**Goal of the exercise:** Please output every line of the material as it stands, without the pictures.

==========

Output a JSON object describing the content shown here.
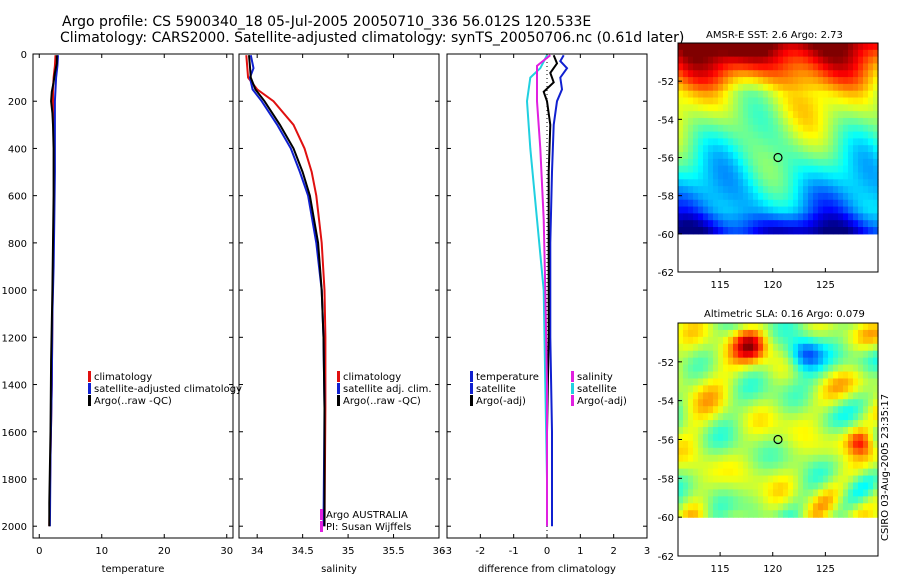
{
  "header": {
    "line1": "Argo profile: CS 5900340_18 05-Jul-2005 20050710_336 56.012S 120.533E",
    "line2": "Climatology: CARS2000. Satellite-adjusted climatology: synTS_20050706.nc (0.61d later)"
  },
  "stamp": "CSIRO 03-Aug-2005 23:35:17",
  "colors": {
    "climatology": "#e01010",
    "satellite": "#1020d0",
    "argo": "#000000",
    "salinity_sat": "#20d0e0",
    "salinity_argo": "#e020e0"
  },
  "chart_data": [
    {
      "id": "temperature",
      "type": "line",
      "xlabel": "temperature",
      "xlim": [
        -1,
        31
      ],
      "xticks": [
        0,
        10,
        20,
        30
      ],
      "ylim": [
        2050,
        0
      ],
      "yticks": [
        0,
        200,
        400,
        600,
        800,
        1000,
        1200,
        1400,
        1600,
        1800,
        2000
      ],
      "legend": [
        "climatology",
        "satellite-adjusted climatology",
        "Argo(..raw -QC)"
      ],
      "series": [
        {
          "name": "climatology",
          "color": "#e01010",
          "depth": [
            5,
            50,
            100,
            150,
            200,
            300,
            400,
            500,
            700,
            900,
            1100,
            1400,
            1700,
            2000
          ],
          "values": [
            2.6,
            2.5,
            2.3,
            2.2,
            2.2,
            2.3,
            2.4,
            2.4,
            2.3,
            2.2,
            2.1,
            2.0,
            1.8,
            1.6
          ]
        },
        {
          "name": "satellite-adjusted climatology",
          "color": "#1020d0",
          "depth": [
            5,
            50,
            100,
            150,
            200,
            300,
            400,
            500,
            700,
            900,
            1100,
            1400,
            1700,
            2000
          ],
          "values": [
            3.0,
            2.9,
            2.7,
            2.6,
            2.5,
            2.5,
            2.5,
            2.5,
            2.4,
            2.3,
            2.1,
            2.0,
            1.8,
            1.7
          ]
        },
        {
          "name": "Argo(..raw -QC)",
          "color": "#000000",
          "depth": [
            5,
            40,
            80,
            120,
            160,
            200,
            250,
            300,
            400,
            600,
            800,
            1000,
            1300,
            1600,
            1900,
            2000
          ],
          "values": [
            2.8,
            2.8,
            2.5,
            2.3,
            2.0,
            1.9,
            2.1,
            2.2,
            2.3,
            2.3,
            2.2,
            2.1,
            1.9,
            1.8,
            1.6,
            1.6
          ]
        }
      ]
    },
    {
      "id": "salinity",
      "type": "line",
      "xlabel": "salinity",
      "xlim": [
        33.8,
        36.0
      ],
      "xticks": [
        34,
        34.5,
        35,
        35.5,
        36
      ],
      "ylim": [
        2050,
        0
      ],
      "legend": [
        "climatology",
        "satellite adj. clim.",
        "Argo(..raw -QC)"
      ],
      "footnote": [
        "Argo AUSTRALIA",
        "PI: Susan Wijffels"
      ],
      "series": [
        {
          "name": "climatology",
          "color": "#e01010",
          "depth": [
            5,
            100,
            150,
            200,
            300,
            400,
            500,
            600,
            800,
            1000,
            1200,
            1500,
            2000
          ],
          "values": [
            33.88,
            33.9,
            34.0,
            34.18,
            34.4,
            34.52,
            34.6,
            34.65,
            34.71,
            34.74,
            34.75,
            34.75,
            34.74
          ]
        },
        {
          "name": "satellite adj. clim.",
          "color": "#1020d0",
          "depth": [
            5,
            60,
            100,
            150,
            200,
            300,
            400,
            500,
            600,
            800,
            1000,
            1200,
            1500,
            2000
          ],
          "values": [
            33.93,
            33.96,
            33.92,
            33.95,
            34.05,
            34.22,
            34.37,
            34.47,
            34.56,
            34.65,
            34.71,
            34.73,
            34.74,
            34.73
          ]
        },
        {
          "name": "Argo(..raw -QC)",
          "color": "#000000",
          "depth": [
            5,
            50,
            100,
            150,
            200,
            300,
            400,
            500,
            600,
            800,
            1000,
            1200,
            1500,
            2000
          ],
          "values": [
            33.91,
            33.92,
            33.93,
            33.98,
            34.08,
            34.25,
            34.4,
            34.5,
            34.58,
            34.67,
            34.71,
            34.73,
            34.74,
            34.74
          ]
        }
      ]
    },
    {
      "id": "difference",
      "type": "line",
      "xlabel": "difference from climatology",
      "xlim": [
        -3,
        3
      ],
      "xticks": [
        -3,
        -2,
        -1,
        0,
        1,
        2,
        3
      ],
      "ylim": [
        2050,
        0
      ],
      "legend_left": [
        "temperature",
        "satellite",
        "Argo(-adj)"
      ],
      "legend_right": [
        "salinity",
        "satellite",
        "Argo(-adj)"
      ],
      "series": [
        {
          "name": "temperature satellite",
          "color": "#1020d0",
          "depth": [
            5,
            30,
            60,
            100,
            150,
            200,
            300,
            500,
            800,
            1200,
            1600,
            2000
          ],
          "values": [
            0.5,
            0.4,
            0.6,
            0.4,
            0.45,
            0.3,
            0.2,
            0.15,
            0.1,
            0.1,
            0.15,
            0.15
          ]
        },
        {
          "name": "temperature Argo(-adj)",
          "color": "#000000",
          "depth": [
            5,
            40,
            80,
            120,
            160,
            200,
            300,
            500,
            800,
            1200,
            1600,
            2000
          ],
          "values": [
            0.2,
            0.3,
            0.1,
            0.2,
            -0.1,
            0.0,
            0.1,
            0.05,
            0.05,
            0.05,
            0.0,
            0.0
          ]
        },
        {
          "name": "salinity satellite",
          "color": "#20d0e0",
          "depth": [
            5,
            60,
            100,
            200,
            400,
            700,
            1000,
            1400,
            1800,
            2000
          ],
          "values": [
            0.0,
            -0.2,
            -0.5,
            -0.6,
            -0.5,
            -0.3,
            -0.1,
            -0.05,
            0.0,
            0.0
          ]
        },
        {
          "name": "salinity Argo(-adj)",
          "color": "#e020e0",
          "depth": [
            5,
            50,
            100,
            200,
            400,
            700,
            1000,
            1400,
            1800,
            2000
          ],
          "values": [
            0.1,
            -0.3,
            -0.3,
            -0.3,
            -0.2,
            -0.1,
            -0.05,
            0.0,
            0.0,
            0.0
          ]
        }
      ]
    },
    {
      "id": "sst-map",
      "type": "heatmap",
      "title": "AMSR-E SST: 2.6 Argo: 2.73",
      "xlim": [
        111,
        130
      ],
      "ylim": [
        -62,
        -50
      ],
      "data_ylim": [
        -60,
        -50
      ],
      "xticks": [
        115,
        120,
        125
      ],
      "yticks": [
        -52,
        -54,
        -56,
        -58,
        -60,
        -62
      ],
      "marker": [
        120.5,
        -56.0
      ]
    },
    {
      "id": "sla-map",
      "type": "heatmap",
      "title": "Altimetric SLA: 0.16 Argo: 0.079",
      "xlim": [
        111,
        130
      ],
      "ylim": [
        -62,
        -50
      ],
      "data_ylim": [
        -60,
        -50
      ],
      "xticks": [
        115,
        120,
        125
      ],
      "yticks": [
        -52,
        -54,
        -56,
        -58,
        -60,
        -62
      ],
      "marker": [
        120.5,
        -56.0
      ]
    }
  ]
}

==========

**Response to this task:**
Output a JSON object describing the content shown here.
{
  "header": {
    "line1": "Argo profile: CS 5900340_18 05-Jul-2005 20050710_336 56.012S 120.533E",
    "line2": "Climatology: CARS2000. Satellite-adjusted climatology: synTS_20050706.nc (0.61d later)"
  },
  "stamp": "CSIRO 03-Aug-2005 23:35:17",
  "colors": {
    "climatology": "#e01010",
    "satellite": "#1020d0",
    "argo": "#000000",
    "salinity_sat": "#20d0e0",
    "salinity_argo": "#e020e0"
  },
  "chart_data": [
    {
      "id": "temperature",
      "type": "line",
      "xlabel": "temperature",
      "xlim": [
        -1,
        31
      ],
      "xticks": [
        0,
        10,
        20,
        30
      ],
      "ylim": [
        2050,
        0
      ],
      "yticks": [
        0,
        200,
        400,
        600,
        800,
        1000,
        1200,
        1400,
        1600,
        1800,
        2000
      ],
      "legend": [
        "climatology",
        "satellite-adjusted climatology",
        "Argo(..raw -QC)"
      ],
      "series": [
        {
          "name": "climatology",
          "color": "#e01010",
          "depth": [
            5,
            50,
            100,
            150,
            200,
            300,
            400,
            500,
            700,
            900,
            1100,
            1400,
            1700,
            2000
          ],
          "values": [
            2.6,
            2.5,
            2.3,
            2.2,
            2.2,
            2.3,
            2.4,
            2.4,
            2.3,
            2.2,
            2.1,
            2.0,
            1.8,
            1.6
          ]
        },
        {
          "name": "satellite-adjusted climatology",
          "color": "#1020d0",
          "depth": [
            5,
            50,
            100,
            150,
            200,
            300,
            400,
            500,
            700,
            900,
            1100,
            1400,
            1700,
            2000
          ],
          "values": [
            3.0,
            2.9,
            2.7,
            2.6,
            2.5,
            2.5,
            2.5,
            2.5,
            2.4,
            2.3,
            2.1,
            2.0,
            1.8,
            1.7
          ]
        },
        {
          "name": "Argo(..raw -QC)",
          "color": "#000000",
          "depth": [
            5,
            40,
            80,
            120,
            160,
            200,
            250,
            300,
            400,
            600,
            800,
            1000,
            1300,
            1600,
            1900,
            2000
          ],
          "values": [
            2.8,
            2.8,
            2.5,
            2.3,
            2.0,
            1.9,
            2.1,
            2.2,
            2.3,
            2.3,
            2.2,
            2.1,
            1.9,
            1.8,
            1.6,
            1.6
          ]
        }
      ]
    },
    {
      "id": "salinity",
      "type": "line",
      "xlabel": "salinity",
      "xlim": [
        33.8,
        36.0
      ],
      "xticks": [
        34,
        34.5,
        35,
        35.5,
        36
      ],
      "ylim": [
        2050,
        0
      ],
      "legend": [
        "climatology",
        "satellite adj. clim.",
        "Argo(..raw -QC)"
      ],
      "footnote": [
        "Argo AUSTRALIA",
        "PI: Susan Wijffels"
      ],
      "series": [
        {
          "name": "climatology",
          "color": "#e01010",
          "depth": [
            5,
            100,
            150,
            200,
            300,
            400,
            500,
            600,
            800,
            1000,
            1200,
            1500,
            2000
          ],
          "values": [
            33.88,
            33.9,
            34.0,
            34.18,
            34.4,
            34.52,
            34.6,
            34.65,
            34.71,
            34.74,
            34.75,
            34.75,
            34.74
          ]
        },
        {
          "name": "satellite adj. clim.",
          "color": "#1020d0",
          "depth": [
            5,
            60,
            100,
            150,
            200,
            300,
            400,
            500,
            600,
            800,
            1000,
            1200,
            1500,
            2000
          ],
          "values": [
            33.93,
            33.96,
            33.92,
            33.95,
            34.05,
            34.22,
            34.37,
            34.47,
            34.56,
            34.65,
            34.71,
            34.73,
            34.74,
            34.73
          ]
        },
        {
          "name": "Argo(..raw -QC)",
          "color": "#000000",
          "depth": [
            5,
            50,
            100,
            150,
            200,
            300,
            400,
            500,
            600,
            800,
            1000,
            1200,
            1500,
            2000
          ],
          "values": [
            33.91,
            33.92,
            33.93,
            33.98,
            34.08,
            34.25,
            34.4,
            34.5,
            34.58,
            34.67,
            34.71,
            34.73,
            34.74,
            34.74
          ]
        }
      ]
    },
    {
      "id": "difference",
      "type": "line",
      "xlabel": "difference from climatology",
      "xlim": [
        -3,
        3
      ],
      "xticks": [
        -3,
        -2,
        -1,
        0,
        1,
        2,
        3
      ],
      "ylim": [
        2050,
        0
      ],
      "legend_left": [
        "temperature",
        "satellite",
        "Argo(-adj)"
      ],
      "legend_right": [
        "salinity",
        "satellite",
        "Argo(-adj)"
      ],
      "series": [
        {
          "name": "temperature satellite",
          "color": "#1020d0",
          "depth": [
            5,
            30,
            60,
            100,
            150,
            200,
            300,
            500,
            800,
            1200,
            1600,
            2000
          ],
          "values": [
            0.5,
            0.4,
            0.6,
            0.4,
            0.45,
            0.3,
            0.2,
            0.15,
            0.1,
            0.1,
            0.15,
            0.15
          ]
        },
        {
          "name": "temperature Argo(-adj)",
          "color": "#000000",
          "depth": [
            5,
            40,
            80,
            120,
            160,
            200,
            300,
            500,
            800,
            1200,
            1600,
            2000
          ],
          "values": [
            0.2,
            0.3,
            0.1,
            0.2,
            -0.1,
            0.0,
            0.1,
            0.05,
            0.05,
            0.05,
            0.0,
            0.0
          ]
        },
        {
          "name": "salinity satellite",
          "color": "#20d0e0",
          "depth": [
            5,
            60,
            100,
            200,
            400,
            700,
            1000,
            1400,
            1800,
            2000
          ],
          "values": [
            0.0,
            -0.2,
            -0.5,
            -0.6,
            -0.5,
            -0.3,
            -0.1,
            -0.05,
            0.0,
            0.0
          ]
        },
        {
          "name": "salinity Argo(-adj)",
          "color": "#e020e0",
          "depth": [
            5,
            50,
            100,
            200,
            400,
            700,
            1000,
            1400,
            1800,
            2000
          ],
          "values": [
            0.1,
            -0.3,
            -0.3,
            -0.3,
            -0.2,
            -0.1,
            -0.05,
            0.0,
            0.0,
            0.0
          ]
        }
      ]
    },
    {
      "id": "sst-map",
      "type": "heatmap",
      "title": "AMSR-E SST: 2.6 Argo: 2.73",
      "xlim": [
        111,
        130
      ],
      "ylim": [
        -62,
        -50
      ],
      "data_ylim": [
        -60,
        -50
      ],
      "xticks": [
        115,
        120,
        125
      ],
      "yticks": [
        -52,
        -54,
        -56,
        -58,
        -60,
        -62
      ],
      "marker": [
        120.5,
        -56.0
      ]
    },
    {
      "id": "sla-map",
      "type": "heatmap",
      "title": "Altimetric SLA: 0.16 Argo: 0.079",
      "xlim": [
        111,
        130
      ],
      "ylim": [
        -62,
        -50
      ],
      "data_ylim": [
        -60,
        -50
      ],
      "xticks": [
        115,
        120,
        125
      ],
      "yticks": [
        -52,
        -54,
        -56,
        -58,
        -60,
        -62
      ],
      "marker": [
        120.5,
        -56.0
      ]
    }
  ]
}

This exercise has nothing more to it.